▶ _DATA TO PROCESS_:
----------------------------------------

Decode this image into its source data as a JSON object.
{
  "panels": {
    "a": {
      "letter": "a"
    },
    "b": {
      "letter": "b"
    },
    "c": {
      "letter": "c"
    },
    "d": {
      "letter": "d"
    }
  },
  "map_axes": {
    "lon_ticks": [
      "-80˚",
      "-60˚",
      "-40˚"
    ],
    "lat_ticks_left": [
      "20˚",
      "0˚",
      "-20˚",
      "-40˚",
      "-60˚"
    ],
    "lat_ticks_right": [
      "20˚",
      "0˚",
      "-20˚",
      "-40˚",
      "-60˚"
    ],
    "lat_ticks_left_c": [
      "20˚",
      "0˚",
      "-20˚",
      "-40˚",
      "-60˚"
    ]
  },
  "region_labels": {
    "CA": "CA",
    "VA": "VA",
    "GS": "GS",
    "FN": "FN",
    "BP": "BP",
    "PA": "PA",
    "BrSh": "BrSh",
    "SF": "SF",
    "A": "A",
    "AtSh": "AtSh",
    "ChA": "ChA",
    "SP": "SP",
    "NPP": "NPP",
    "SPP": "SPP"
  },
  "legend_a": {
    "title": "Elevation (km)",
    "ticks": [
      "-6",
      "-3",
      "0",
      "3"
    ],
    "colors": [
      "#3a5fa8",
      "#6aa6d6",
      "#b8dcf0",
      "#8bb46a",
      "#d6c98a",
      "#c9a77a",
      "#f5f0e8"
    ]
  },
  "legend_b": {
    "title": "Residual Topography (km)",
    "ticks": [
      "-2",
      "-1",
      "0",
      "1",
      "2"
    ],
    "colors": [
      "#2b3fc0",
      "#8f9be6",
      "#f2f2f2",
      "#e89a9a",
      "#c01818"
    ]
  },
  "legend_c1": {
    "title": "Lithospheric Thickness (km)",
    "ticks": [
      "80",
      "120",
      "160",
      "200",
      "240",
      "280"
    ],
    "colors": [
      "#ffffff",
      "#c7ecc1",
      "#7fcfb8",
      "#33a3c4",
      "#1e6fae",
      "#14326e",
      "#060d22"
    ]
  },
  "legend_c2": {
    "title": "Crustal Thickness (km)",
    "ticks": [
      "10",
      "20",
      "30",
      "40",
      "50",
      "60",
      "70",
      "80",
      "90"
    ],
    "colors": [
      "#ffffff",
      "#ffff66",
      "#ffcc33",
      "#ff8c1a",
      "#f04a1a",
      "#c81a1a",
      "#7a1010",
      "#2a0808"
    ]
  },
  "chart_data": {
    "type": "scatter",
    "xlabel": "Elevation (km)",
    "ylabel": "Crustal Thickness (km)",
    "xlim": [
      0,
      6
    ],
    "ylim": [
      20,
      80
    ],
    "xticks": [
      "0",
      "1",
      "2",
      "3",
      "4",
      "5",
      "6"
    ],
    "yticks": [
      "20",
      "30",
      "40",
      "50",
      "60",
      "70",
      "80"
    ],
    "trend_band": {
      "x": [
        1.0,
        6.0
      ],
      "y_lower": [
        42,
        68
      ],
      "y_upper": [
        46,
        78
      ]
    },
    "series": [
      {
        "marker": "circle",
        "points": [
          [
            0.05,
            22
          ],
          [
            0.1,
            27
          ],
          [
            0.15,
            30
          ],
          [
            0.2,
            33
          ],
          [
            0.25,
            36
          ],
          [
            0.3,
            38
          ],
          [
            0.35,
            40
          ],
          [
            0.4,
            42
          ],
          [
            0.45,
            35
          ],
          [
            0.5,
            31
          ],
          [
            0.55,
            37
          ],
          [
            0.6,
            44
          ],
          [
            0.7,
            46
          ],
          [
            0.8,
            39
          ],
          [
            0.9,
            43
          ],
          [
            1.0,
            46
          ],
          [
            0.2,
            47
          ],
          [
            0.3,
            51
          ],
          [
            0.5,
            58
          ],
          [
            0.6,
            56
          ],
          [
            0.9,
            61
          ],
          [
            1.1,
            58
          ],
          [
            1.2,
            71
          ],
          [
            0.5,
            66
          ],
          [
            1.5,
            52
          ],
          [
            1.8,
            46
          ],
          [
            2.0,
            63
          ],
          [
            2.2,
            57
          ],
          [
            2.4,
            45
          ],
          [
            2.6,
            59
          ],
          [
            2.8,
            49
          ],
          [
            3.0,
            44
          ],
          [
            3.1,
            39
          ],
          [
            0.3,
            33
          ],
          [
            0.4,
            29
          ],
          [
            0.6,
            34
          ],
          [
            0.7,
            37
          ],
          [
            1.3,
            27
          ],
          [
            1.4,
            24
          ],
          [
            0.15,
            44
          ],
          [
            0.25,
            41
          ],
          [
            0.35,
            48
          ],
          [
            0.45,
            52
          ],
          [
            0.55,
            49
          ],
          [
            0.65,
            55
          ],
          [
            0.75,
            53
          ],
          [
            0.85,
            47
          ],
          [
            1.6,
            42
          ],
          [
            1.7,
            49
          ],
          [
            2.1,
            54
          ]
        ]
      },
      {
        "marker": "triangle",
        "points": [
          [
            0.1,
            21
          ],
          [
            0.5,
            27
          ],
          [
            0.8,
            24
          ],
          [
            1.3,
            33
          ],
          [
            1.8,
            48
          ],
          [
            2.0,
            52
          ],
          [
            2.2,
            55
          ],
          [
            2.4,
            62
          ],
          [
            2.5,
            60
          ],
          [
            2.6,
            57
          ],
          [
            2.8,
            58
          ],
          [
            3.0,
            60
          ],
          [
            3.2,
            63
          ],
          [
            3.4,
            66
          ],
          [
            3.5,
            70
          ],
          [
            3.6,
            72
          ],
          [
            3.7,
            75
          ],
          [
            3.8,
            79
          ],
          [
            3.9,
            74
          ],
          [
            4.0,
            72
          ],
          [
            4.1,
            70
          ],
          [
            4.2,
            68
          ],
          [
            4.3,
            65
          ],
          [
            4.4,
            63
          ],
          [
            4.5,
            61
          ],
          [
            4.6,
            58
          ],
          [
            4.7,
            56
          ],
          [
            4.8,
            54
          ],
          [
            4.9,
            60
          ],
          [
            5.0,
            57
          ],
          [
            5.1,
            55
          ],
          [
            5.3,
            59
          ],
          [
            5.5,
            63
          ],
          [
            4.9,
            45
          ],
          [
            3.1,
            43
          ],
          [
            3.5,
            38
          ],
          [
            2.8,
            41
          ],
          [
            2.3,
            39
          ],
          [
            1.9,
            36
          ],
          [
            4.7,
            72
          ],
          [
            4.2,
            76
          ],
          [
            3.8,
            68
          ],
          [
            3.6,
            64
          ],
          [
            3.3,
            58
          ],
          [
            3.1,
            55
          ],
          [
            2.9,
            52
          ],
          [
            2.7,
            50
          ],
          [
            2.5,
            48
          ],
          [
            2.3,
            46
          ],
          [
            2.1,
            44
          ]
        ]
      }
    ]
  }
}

----------------------------------------

▶ _WHAT YOU HAVE TO DO_: List all lines in the material containing the string "Crustal".

▶ _THE SOLUTION_:
    "title": "Crustal Thickness (km)",
    "ylabel": "Crustal Thickness (km)",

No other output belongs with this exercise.